▶ Material supplied:
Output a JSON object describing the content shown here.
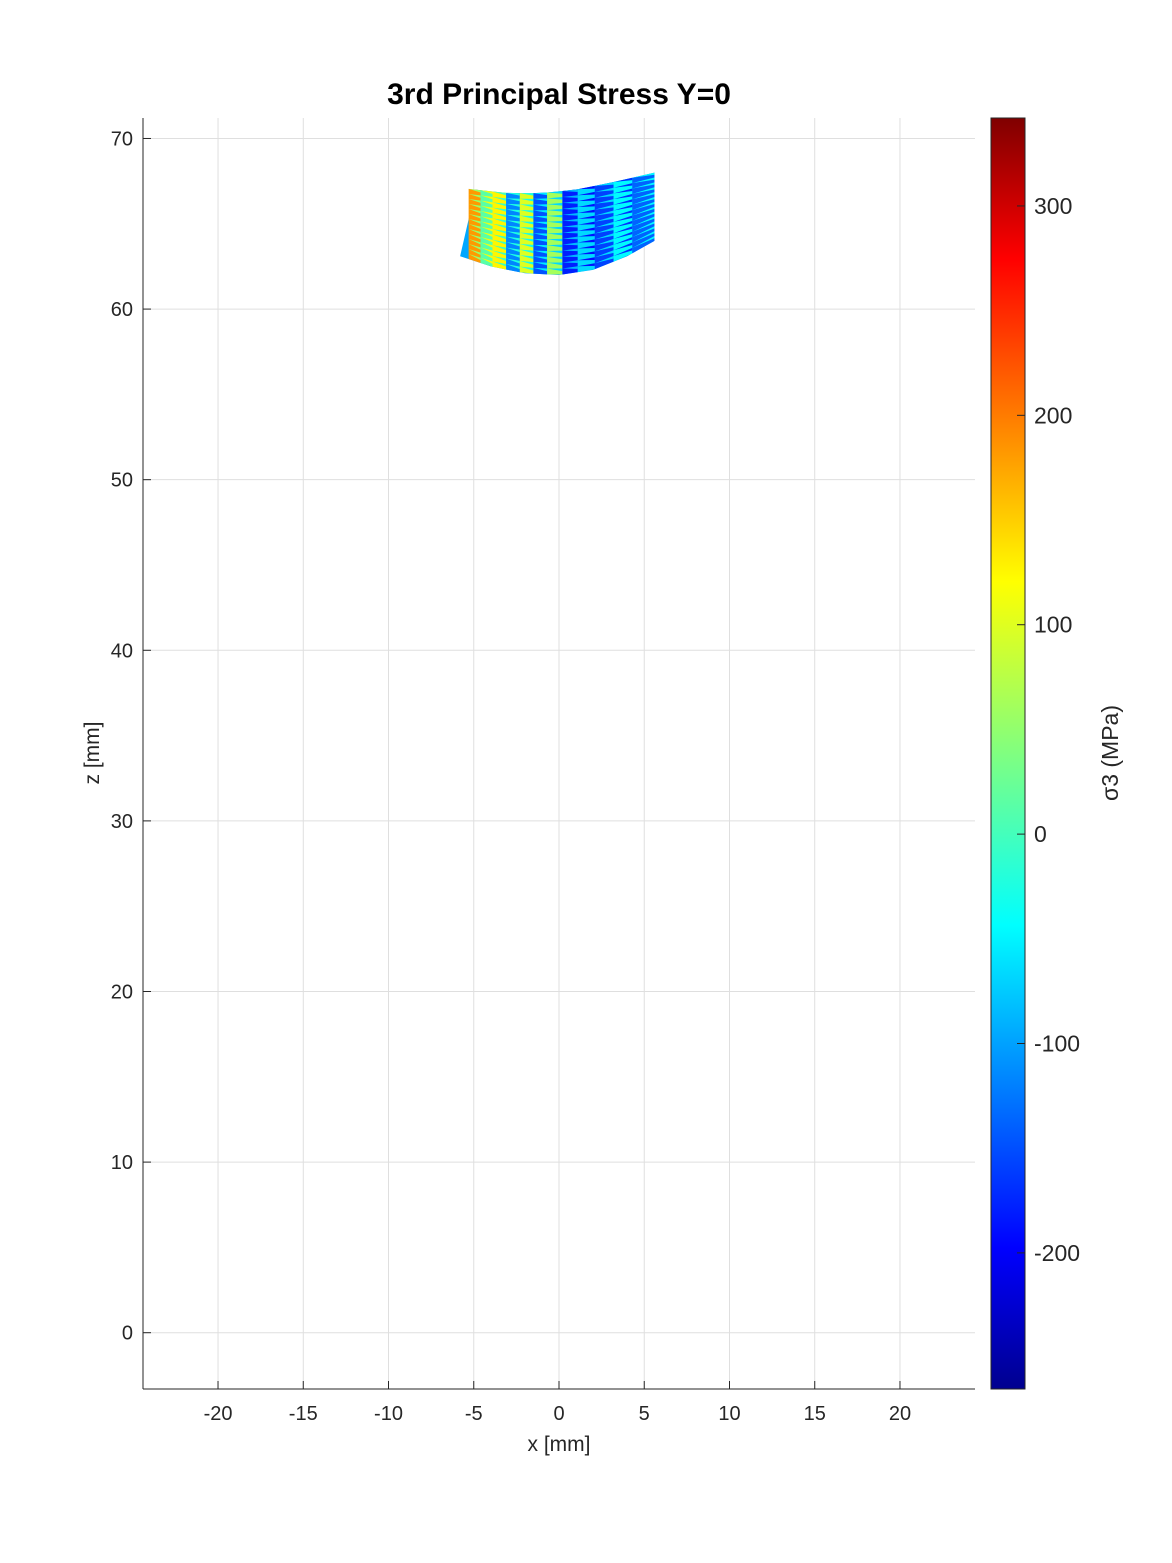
{
  "chart_data": {
    "type": "heatmap",
    "title": "3rd Principal Stress Y=0",
    "xlabel": "x [mm]",
    "ylabel": "z [mm]",
    "xlim": [
      -24.4,
      24.4
    ],
    "ylim": [
      -3.3,
      71.2
    ],
    "xticks": [
      -20,
      -15,
      -10,
      -5,
      0,
      5,
      10,
      15,
      20
    ],
    "yticks": [
      0,
      10,
      20,
      30,
      40,
      50,
      60,
      70
    ],
    "xtick_labels": [
      "-20",
      "-15",
      "-10",
      "-5",
      "0",
      "5",
      "10",
      "15",
      "20"
    ],
    "ytick_labels": [
      "0",
      "10",
      "20",
      "30",
      "40",
      "50",
      "60",
      "70"
    ],
    "grid": true,
    "colormap": "jet",
    "colorbar": {
      "label": "σ3 (MPa)",
      "range": [
        -265,
        342
      ],
      "ticks": [
        -200,
        -100,
        0,
        100,
        200,
        300
      ],
      "tick_labels": [
        "-200",
        "-100",
        "0",
        "100",
        "200",
        "300"
      ]
    },
    "region": {
      "top_edge": [
        [
          -4.9,
          67.0
        ],
        [
          -3.0,
          66.8
        ],
        [
          -1.0,
          66.8
        ],
        [
          1.0,
          67.0
        ],
        [
          3.0,
          67.4
        ],
        [
          4.3,
          67.7
        ]
      ],
      "bottom_edge": [
        [
          -5.8,
          63.1
        ],
        [
          -4.0,
          62.5
        ],
        [
          -2.0,
          62.1
        ],
        [
          0.0,
          62.0
        ],
        [
          2.0,
          62.3
        ],
        [
          4.0,
          63.1
        ],
        [
          5.6,
          64.0
        ]
      ],
      "columns": [
        {
          "x": [
            -5.3,
            -4.6
          ],
          "sigma3": 175
        },
        {
          "x": [
            -4.6,
            -3.9
          ],
          "sigma3": 15
        },
        {
          "x": [
            -3.9,
            -3.1
          ],
          "sigma3": 120
        },
        {
          "x": [
            -3.1,
            -2.3
          ],
          "sigma3": -110
        },
        {
          "x": [
            -2.3,
            -1.5
          ],
          "sigma3": 95
        },
        {
          "x": [
            -1.5,
            -0.7
          ],
          "sigma3": -140
        },
        {
          "x": [
            -0.7,
            0.2
          ],
          "sigma3": 60
        },
        {
          "x": [
            0.2,
            1.1
          ],
          "sigma3": -170
        },
        {
          "x": [
            1.1,
            2.1
          ],
          "sigma3": -60
        },
        {
          "x": [
            2.1,
            3.2
          ],
          "sigma3": -150
        },
        {
          "x": [
            3.2,
            4.3
          ],
          "sigma3": -40
        },
        {
          "x": [
            4.3,
            5.6
          ],
          "sigma3": -130
        }
      ]
    }
  }
}
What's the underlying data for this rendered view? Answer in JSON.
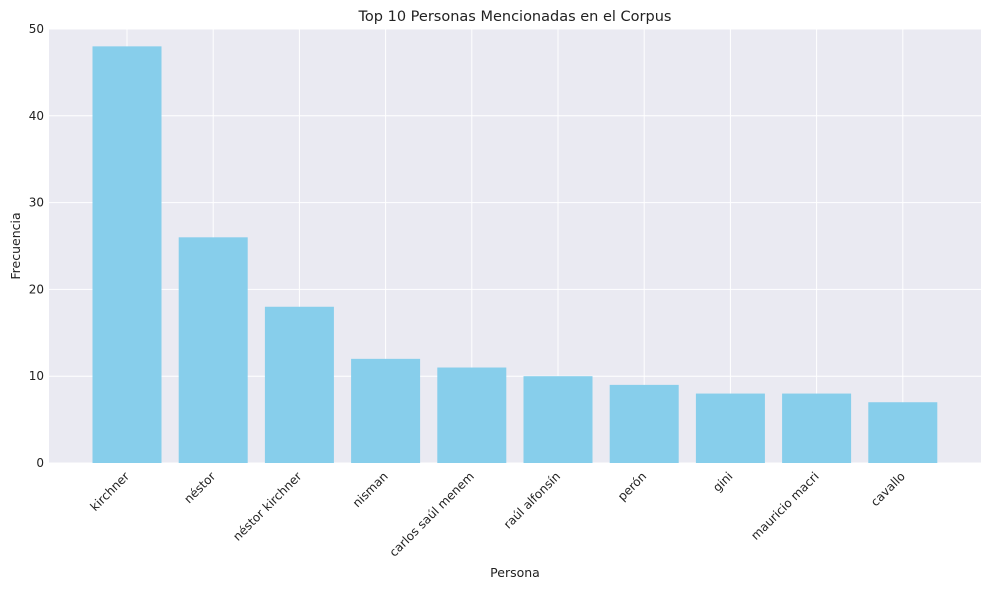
{
  "chart_data": {
    "type": "bar",
    "title": "Top 10 Personas Mencionadas en el Corpus",
    "xlabel": "Persona",
    "ylabel": "Frecuencia",
    "categories": [
      "kirchner",
      "néstor",
      "néstor kirchner",
      "nisman",
      "carlos saúl menem",
      "raúl alfonsín",
      "perón",
      "gini",
      "mauricio macri",
      "cavallo"
    ],
    "values": [
      48,
      26,
      18,
      12,
      11,
      10,
      9,
      8,
      8,
      7
    ],
    "ylim": [
      0,
      50
    ],
    "yticks": [
      0,
      10,
      20,
      30,
      40,
      50
    ],
    "grid": true,
    "colors": {
      "bar": "#87CEEB",
      "background": "#EAEAF2",
      "grid": "#FFFFFF"
    }
  }
}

▶ Goal: Exactly as written, set down the lines from the line holding "What's the underlying" to the last line of the data, both ends included, pictures excluded.

▶ Correct response:
What's the underlying data for this rendered view? Answer in JSON.
{
  "chart_data": {
    "type": "bar",
    "title": "Top 10 Personas Mencionadas en el Corpus",
    "xlabel": "Persona",
    "ylabel": "Frecuencia",
    "categories": [
      "kirchner",
      "néstor",
      "néstor kirchner",
      "nisman",
      "carlos saúl menem",
      "raúl alfonsín",
      "perón",
      "gini",
      "mauricio macri",
      "cavallo"
    ],
    "values": [
      48,
      26,
      18,
      12,
      11,
      10,
      9,
      8,
      8,
      7
    ],
    "ylim": [
      0,
      50
    ],
    "yticks": [
      0,
      10,
      20,
      30,
      40,
      50
    ],
    "grid": true,
    "colors": {
      "bar": "#87CEEB",
      "background": "#EAEAF2",
      "grid": "#FFFFFF"
    }
  }
}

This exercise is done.